Given exercise: Which lines hold the word "száma"? Copy each one.

Records for this task:
_ _ _ _ _

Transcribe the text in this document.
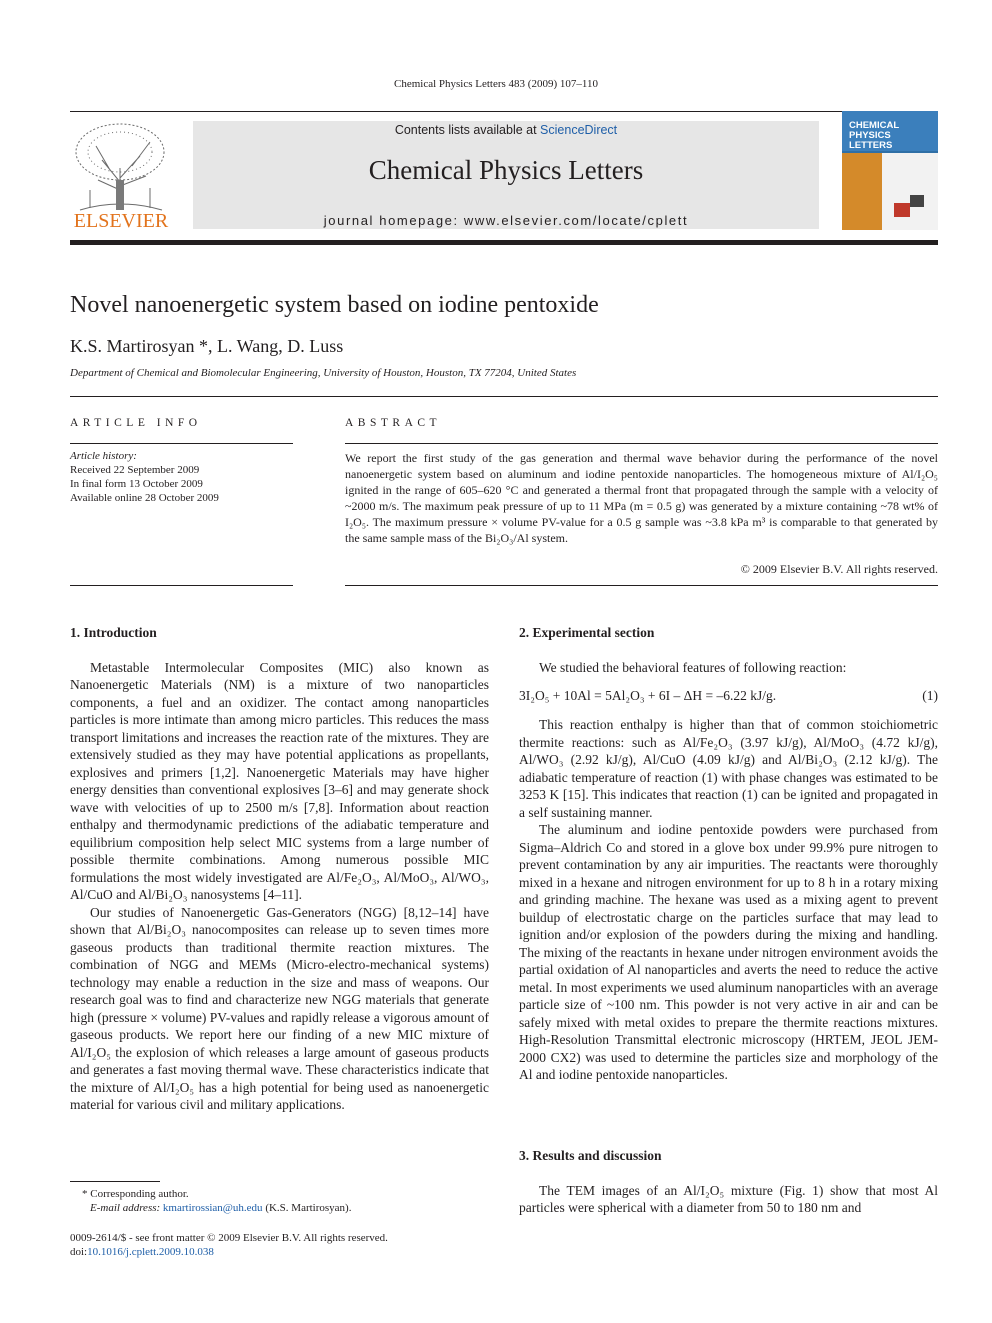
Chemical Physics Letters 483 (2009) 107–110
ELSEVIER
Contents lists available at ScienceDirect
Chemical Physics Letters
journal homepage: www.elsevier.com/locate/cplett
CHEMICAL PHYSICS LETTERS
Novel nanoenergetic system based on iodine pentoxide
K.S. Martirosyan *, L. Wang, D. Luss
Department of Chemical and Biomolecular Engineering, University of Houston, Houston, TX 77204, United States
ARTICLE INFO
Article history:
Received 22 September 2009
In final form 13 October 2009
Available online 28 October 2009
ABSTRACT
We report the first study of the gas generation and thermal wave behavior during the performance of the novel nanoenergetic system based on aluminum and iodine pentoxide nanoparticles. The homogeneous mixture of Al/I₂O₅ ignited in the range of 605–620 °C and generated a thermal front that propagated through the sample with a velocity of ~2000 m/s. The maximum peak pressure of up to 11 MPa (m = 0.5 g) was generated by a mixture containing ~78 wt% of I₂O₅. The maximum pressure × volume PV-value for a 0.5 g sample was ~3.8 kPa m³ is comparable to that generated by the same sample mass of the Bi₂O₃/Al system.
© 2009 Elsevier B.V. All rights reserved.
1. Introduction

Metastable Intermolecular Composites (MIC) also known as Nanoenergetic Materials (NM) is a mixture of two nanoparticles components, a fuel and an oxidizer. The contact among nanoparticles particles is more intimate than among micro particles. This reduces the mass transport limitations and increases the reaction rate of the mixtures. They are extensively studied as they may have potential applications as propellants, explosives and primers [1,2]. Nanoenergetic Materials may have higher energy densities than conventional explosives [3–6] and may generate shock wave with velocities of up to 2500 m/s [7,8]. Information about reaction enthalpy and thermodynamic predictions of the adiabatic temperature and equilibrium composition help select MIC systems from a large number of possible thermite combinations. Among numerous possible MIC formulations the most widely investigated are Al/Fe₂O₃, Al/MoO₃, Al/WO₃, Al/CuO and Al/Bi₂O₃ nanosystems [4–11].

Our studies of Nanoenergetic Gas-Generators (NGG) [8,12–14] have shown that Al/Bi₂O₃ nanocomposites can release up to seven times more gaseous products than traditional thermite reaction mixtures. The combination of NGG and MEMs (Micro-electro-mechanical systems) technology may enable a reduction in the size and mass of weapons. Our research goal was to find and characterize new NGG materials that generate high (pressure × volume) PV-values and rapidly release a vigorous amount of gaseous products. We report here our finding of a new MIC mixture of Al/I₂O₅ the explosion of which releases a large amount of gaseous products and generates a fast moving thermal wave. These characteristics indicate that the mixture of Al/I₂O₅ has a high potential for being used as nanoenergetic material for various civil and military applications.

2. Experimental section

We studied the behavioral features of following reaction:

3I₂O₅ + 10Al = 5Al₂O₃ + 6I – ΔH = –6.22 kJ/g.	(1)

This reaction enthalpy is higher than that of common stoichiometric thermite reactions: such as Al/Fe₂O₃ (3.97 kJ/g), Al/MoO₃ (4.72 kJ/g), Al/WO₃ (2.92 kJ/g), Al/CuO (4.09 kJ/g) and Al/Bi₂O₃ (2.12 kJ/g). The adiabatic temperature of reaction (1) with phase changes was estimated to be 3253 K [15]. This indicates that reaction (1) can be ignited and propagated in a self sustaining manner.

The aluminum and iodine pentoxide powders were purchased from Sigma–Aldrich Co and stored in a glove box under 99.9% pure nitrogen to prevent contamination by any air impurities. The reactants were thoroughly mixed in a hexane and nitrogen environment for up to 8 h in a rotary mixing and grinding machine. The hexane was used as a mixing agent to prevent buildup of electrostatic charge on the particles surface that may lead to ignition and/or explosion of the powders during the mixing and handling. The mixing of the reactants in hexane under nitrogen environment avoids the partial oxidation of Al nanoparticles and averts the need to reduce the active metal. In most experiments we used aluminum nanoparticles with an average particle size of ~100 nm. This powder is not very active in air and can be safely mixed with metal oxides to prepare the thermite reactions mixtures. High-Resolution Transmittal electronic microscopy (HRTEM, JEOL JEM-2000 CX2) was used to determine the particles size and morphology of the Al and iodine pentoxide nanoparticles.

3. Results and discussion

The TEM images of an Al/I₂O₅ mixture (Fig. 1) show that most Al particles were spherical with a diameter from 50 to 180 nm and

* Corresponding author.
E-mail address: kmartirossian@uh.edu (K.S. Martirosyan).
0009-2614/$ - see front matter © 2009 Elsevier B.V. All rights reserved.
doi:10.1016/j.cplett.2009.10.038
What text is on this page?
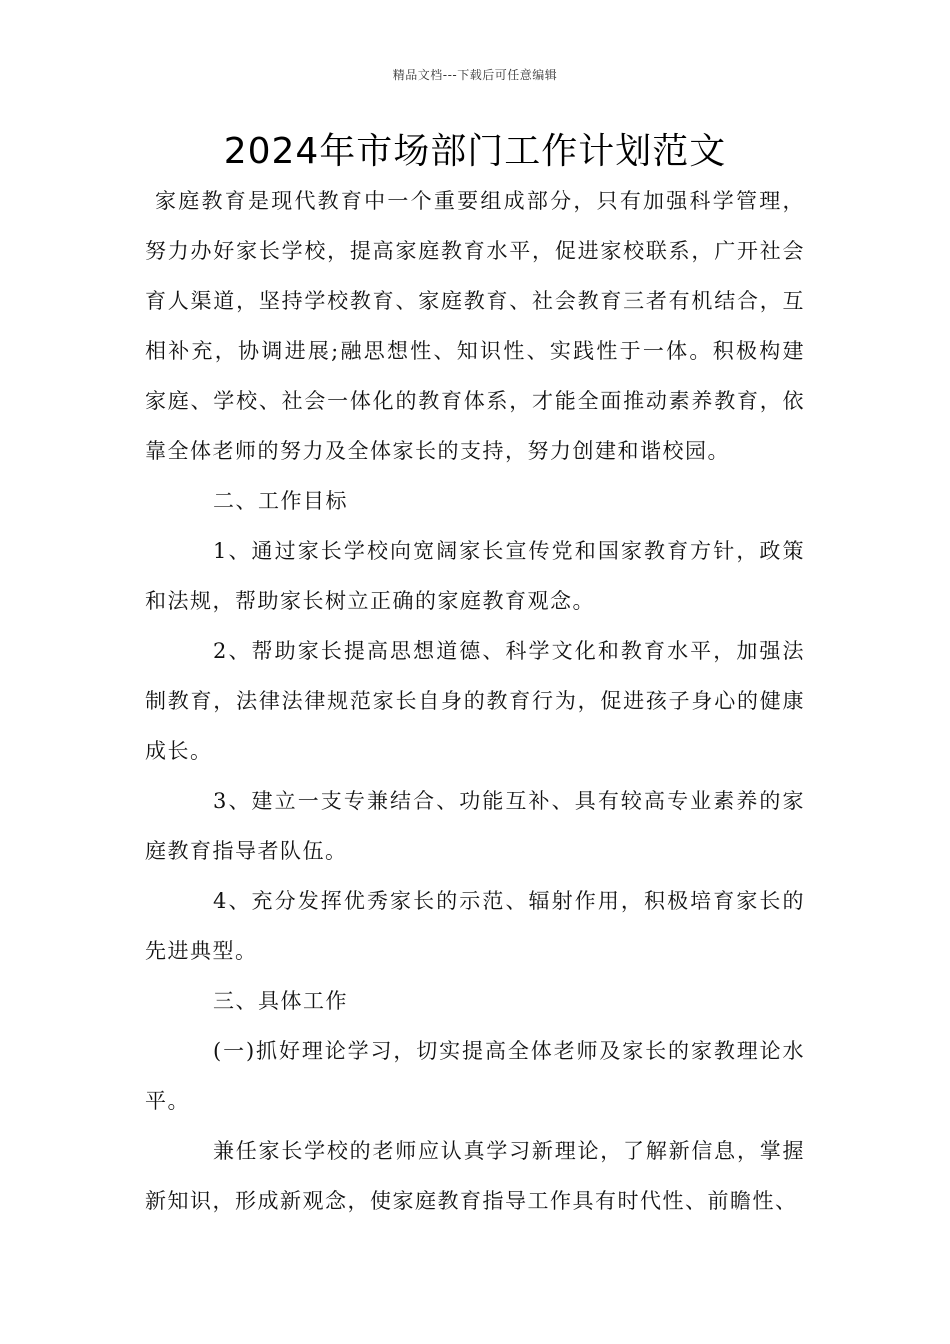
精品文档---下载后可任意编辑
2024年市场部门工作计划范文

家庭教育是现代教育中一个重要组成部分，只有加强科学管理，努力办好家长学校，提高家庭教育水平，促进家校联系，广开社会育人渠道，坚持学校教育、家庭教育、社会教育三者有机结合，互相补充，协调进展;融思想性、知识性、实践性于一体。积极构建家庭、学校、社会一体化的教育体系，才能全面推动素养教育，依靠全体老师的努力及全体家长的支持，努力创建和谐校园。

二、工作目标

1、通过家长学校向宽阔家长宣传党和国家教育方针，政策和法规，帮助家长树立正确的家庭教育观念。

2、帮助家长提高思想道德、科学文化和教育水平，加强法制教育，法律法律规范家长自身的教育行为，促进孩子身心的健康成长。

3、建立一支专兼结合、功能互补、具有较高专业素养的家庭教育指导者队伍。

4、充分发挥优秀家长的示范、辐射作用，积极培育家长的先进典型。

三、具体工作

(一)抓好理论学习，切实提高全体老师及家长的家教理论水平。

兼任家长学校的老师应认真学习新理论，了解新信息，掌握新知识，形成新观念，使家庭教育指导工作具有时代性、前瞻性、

_ _ _ _ _

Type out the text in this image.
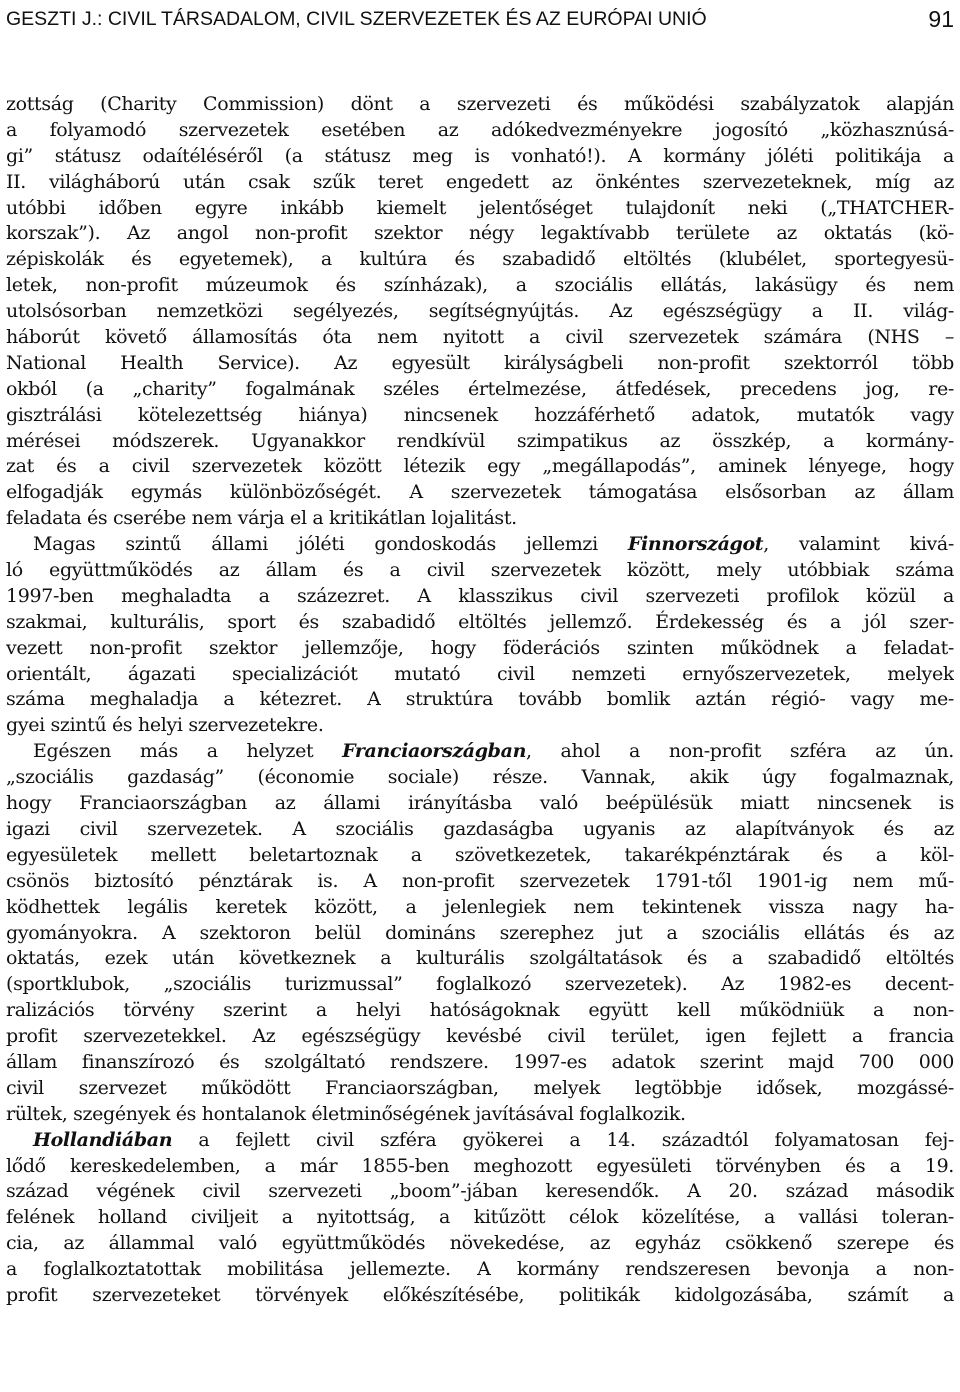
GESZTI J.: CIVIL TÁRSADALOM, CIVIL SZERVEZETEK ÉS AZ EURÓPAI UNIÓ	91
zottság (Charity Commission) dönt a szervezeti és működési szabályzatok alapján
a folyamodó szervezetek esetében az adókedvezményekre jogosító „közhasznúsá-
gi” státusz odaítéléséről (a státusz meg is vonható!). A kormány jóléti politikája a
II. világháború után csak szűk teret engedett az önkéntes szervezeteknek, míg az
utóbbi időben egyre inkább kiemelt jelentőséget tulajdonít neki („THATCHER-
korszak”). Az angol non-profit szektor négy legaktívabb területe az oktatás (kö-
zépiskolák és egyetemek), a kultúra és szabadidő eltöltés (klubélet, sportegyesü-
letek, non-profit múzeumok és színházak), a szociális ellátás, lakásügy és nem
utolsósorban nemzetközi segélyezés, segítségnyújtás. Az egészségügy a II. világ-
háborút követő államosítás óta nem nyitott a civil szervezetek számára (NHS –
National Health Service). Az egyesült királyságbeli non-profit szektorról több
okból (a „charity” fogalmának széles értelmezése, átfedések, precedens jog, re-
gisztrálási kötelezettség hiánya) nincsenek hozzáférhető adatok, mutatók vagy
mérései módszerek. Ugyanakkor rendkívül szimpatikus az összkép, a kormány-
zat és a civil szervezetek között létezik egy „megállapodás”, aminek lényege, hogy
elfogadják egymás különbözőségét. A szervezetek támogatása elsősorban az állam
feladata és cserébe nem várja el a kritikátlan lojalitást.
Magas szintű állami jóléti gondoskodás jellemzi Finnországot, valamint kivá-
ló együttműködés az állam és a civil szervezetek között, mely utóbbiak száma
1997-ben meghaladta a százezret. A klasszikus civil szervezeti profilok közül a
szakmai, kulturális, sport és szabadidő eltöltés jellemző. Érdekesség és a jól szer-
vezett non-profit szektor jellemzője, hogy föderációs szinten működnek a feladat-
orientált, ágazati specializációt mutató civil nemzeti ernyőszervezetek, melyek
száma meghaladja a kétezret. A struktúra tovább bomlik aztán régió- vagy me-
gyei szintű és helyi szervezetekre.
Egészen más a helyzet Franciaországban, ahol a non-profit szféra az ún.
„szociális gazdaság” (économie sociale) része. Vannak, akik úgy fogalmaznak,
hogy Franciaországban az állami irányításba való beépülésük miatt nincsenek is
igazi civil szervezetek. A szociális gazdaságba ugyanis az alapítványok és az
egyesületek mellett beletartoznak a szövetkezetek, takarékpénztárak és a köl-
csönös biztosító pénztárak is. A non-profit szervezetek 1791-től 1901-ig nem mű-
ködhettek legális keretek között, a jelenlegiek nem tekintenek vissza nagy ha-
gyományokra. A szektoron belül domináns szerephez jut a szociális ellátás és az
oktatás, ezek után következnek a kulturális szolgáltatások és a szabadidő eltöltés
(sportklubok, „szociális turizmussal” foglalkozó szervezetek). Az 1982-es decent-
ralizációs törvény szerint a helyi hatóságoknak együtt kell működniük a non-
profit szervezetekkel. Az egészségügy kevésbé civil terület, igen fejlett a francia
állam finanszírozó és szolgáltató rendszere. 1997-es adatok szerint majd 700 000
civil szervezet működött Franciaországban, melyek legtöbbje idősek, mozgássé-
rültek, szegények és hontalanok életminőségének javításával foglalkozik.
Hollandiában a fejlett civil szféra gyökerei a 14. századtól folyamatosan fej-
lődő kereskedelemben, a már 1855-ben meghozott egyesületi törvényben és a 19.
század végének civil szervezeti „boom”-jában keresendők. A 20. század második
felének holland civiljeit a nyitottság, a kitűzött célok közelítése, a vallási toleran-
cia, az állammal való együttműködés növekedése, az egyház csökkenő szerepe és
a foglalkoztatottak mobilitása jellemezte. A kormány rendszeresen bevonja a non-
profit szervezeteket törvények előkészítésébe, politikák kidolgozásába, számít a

_ _ _ _ _

Full output:
ló együttműködés az állam és a civil szervezetek között, mely utóbbiak száma
száma meghaladja a kétezret. A struktúra tovább bomlik aztán régió- vagy me-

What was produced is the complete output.